Caractéristiques et Conséquences Juridiques

À la conclusion d’un contrat, il n’est pas rare que les parties contractantes ne soient pas sur un pied d’égalité. On a qu’à penser aux contrats entre les grandes compagnies et les consommateurs afin de constater que la possibilité de négocier est bien souvent absente. Le Code civil du Québec a voulu pallier à ce déséquilibre en instaurant des dispositions applicables spécifiquement aux contrats d’adhésion.

Pour mieux comprendre ce phénomène, prenons l’exemple du contrat d’adhésion !

Qu’est-ce qu’un contrat d’adhésion ?

L’article 1379 du Code civil du Québec nous éclaire sur la définition de ce concept. « Le contrat est d’adhésion lorsque les stipulations essentielles qu’il comporte ont été imposées par l’une des parties ou rédigées par elle, pour son compte ou suivant ses instructions, et qu’elles ne pouvaient être librement discutées. Tout contrat qui n’est pas d’adhésion est de gré à gré. »

Caractéristiques essentielles d’un contrat d’adhésion ?

1) Les stipulations essentielles du contrat ont été imposées et dictées par une seule partie.

▬▬▬▬▬▬

TÂCHES ET EXERCICES
a) Dans le texte sur le contrat d'adhésion, quel article du Code civil du Québec donne la définition de ce contrat ?
b) D'après le texte sur le contrat d'adhésion, pourquoi le Code civil du Québec a-t-il prévu des règles propres à ce genre de contrat ? Répondez en une à trois phrases.
c) Écrivez la suite du texte sur le contrat d'adhésion, en partant de sa dernière phrase.

▬▬▬▬▬▬

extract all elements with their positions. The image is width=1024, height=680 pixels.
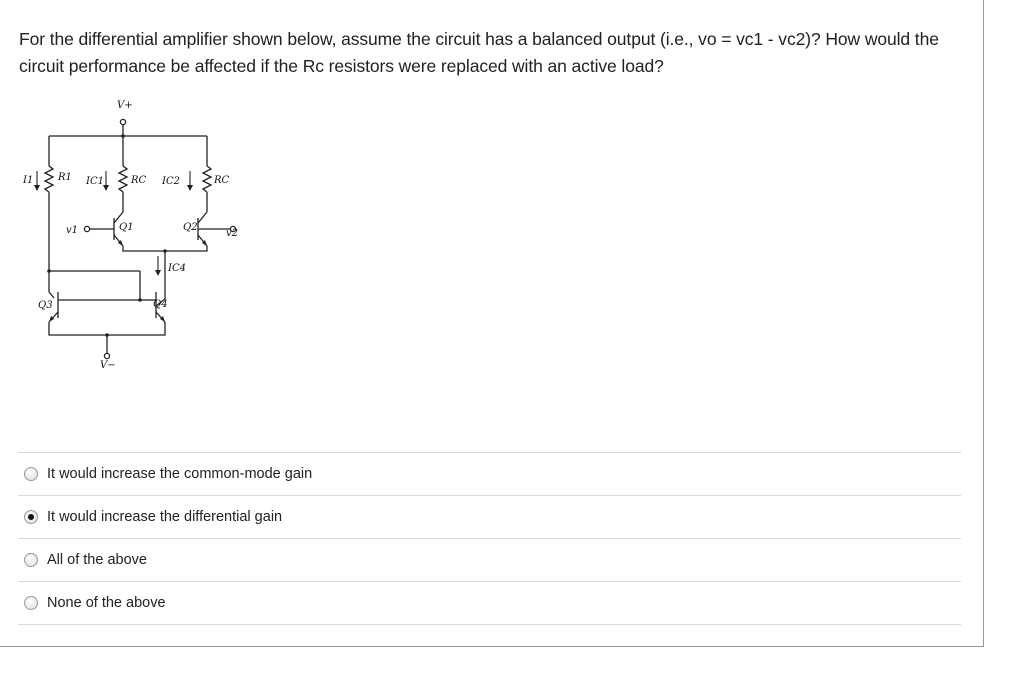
rc-right-label: RC bbox=[214, 175, 230, 186]
q3-label: Q3 bbox=[38, 300, 53, 311]
q4-label: Q4 bbox=[153, 299, 168, 310]
radio-dot bbox=[28, 514, 34, 520]
v1-label: v1 bbox=[66, 225, 79, 236]
radio-button[interactable] bbox=[24, 510, 38, 524]
answer-options bbox=[18, 452, 961, 625]
option-row[interactable] bbox=[18, 452, 961, 495]
rc-left-label: RC bbox=[131, 175, 147, 186]
option-row[interactable] bbox=[18, 538, 961, 581]
q1-label: Q1 bbox=[119, 222, 134, 233]
radio-button[interactable] bbox=[24, 553, 38, 567]
option-label[interactable]: It would increase the differential gain bbox=[47, 509, 283, 525]
i1-label: I1 bbox=[23, 175, 34, 186]
radio-button[interactable] bbox=[24, 467, 38, 481]
option-row[interactable] bbox=[18, 581, 961, 625]
radio-button[interactable] bbox=[24, 596, 38, 610]
ic2-label: IC2 bbox=[162, 176, 180, 187]
differential-amplifier-circuit-diagram bbox=[20, 96, 240, 381]
v2-label: v2 bbox=[226, 228, 239, 239]
option-label[interactable]: It would increase the common-mode gain bbox=[47, 466, 313, 482]
ic1-label: IC1 bbox=[86, 176, 104, 187]
vminus-label: V− bbox=[100, 360, 116, 371]
question-text: For the differential amplifier shown below, assume the circuit has a balanced output (i.e., vo = vc1 - vc2)? How would the circuit performance be affected if the Rc resistors were replaced with an active load? bbox=[19, 29, 939, 76]
option-label[interactable]: None of the above bbox=[47, 595, 166, 611]
vplus-label: V+ bbox=[117, 100, 133, 111]
r1-label: R1 bbox=[58, 172, 72, 183]
option-row[interactable] bbox=[18, 495, 961, 538]
ic4-label: IC4 bbox=[168, 263, 186, 274]
q2-label: Q2 bbox=[183, 222, 198, 233]
option-label[interactable]: All of the above bbox=[47, 552, 147, 568]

▬▬▬▬▬▬

CORRIGÉ
a) L'article 1379 du Code civil du Québec.

b) Quand on conclut un contrat, les parties ne sont souvent pas sur un pied d'égalité. C'est le cas, par exemple, entre les grandes compagnies et les consommateurs, qui n'ont bien souvent aucune possibilité de négocier. Le Code civil du Québec a donc mis en place ces règles pour corriger ce déséquilibre.

c)
2) Les stipulations essentielles n’ont pas pu être négociées ou librement discutées entre les parties.

Ces caractéristiques sont cumulatives et doivent donc être toutes deux présentes dans un exemplaire de contrat d’adhésion pour que le tribunal décide qu’il s’agit d’un contrat d’adhésion légitime.

Les stipulations non négociables doivent être « essentielles », c’est-à-dire ne pas avoir un caractère secondaire. Le prix, la durée du contrat, les taux d’intérêts, les clauses d’exonération de responsabilité sont souvent reconnues comme des clauses essentielles.

Les exemples fréquemment cités de contrats d’adhésion sont : les conventions de transport, les contrats de fourniture de services publics (électricité, gaz, eau), les polices d’assurance, les contrats de service téléphonique.

Comment déterminer s’il s’agit réellement d’un contrat d’adhésion ?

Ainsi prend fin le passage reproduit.